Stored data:
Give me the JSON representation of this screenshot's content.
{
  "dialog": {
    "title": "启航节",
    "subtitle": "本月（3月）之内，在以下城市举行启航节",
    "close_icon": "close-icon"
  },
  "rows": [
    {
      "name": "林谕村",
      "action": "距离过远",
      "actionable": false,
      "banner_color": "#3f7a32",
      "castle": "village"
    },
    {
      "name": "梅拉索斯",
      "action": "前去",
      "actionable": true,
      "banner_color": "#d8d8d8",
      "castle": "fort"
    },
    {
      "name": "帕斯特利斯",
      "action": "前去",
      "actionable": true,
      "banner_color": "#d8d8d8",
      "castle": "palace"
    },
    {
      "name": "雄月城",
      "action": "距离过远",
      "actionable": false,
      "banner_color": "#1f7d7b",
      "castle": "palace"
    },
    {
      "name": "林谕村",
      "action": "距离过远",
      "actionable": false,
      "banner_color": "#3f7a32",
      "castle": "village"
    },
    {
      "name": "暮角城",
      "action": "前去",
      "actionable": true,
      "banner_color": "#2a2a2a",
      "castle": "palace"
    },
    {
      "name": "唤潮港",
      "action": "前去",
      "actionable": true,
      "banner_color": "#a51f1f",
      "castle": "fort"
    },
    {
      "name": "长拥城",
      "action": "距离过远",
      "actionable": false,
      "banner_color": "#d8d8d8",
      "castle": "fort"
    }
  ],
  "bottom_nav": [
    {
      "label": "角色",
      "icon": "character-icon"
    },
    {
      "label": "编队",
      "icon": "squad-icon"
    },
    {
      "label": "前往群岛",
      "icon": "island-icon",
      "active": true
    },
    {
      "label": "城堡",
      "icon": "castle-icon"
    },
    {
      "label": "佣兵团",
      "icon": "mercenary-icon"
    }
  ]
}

**TASK PROMPT**
Copy every line of the records above that holds the word "icon".

**FULL SOLUTION**
    "close_icon": "close-icon"
      "icon": "character-icon"
      "icon": "squad-icon"
      "icon": "island-icon",
      "icon": "castle-icon"
      "icon": "mercenary-icon"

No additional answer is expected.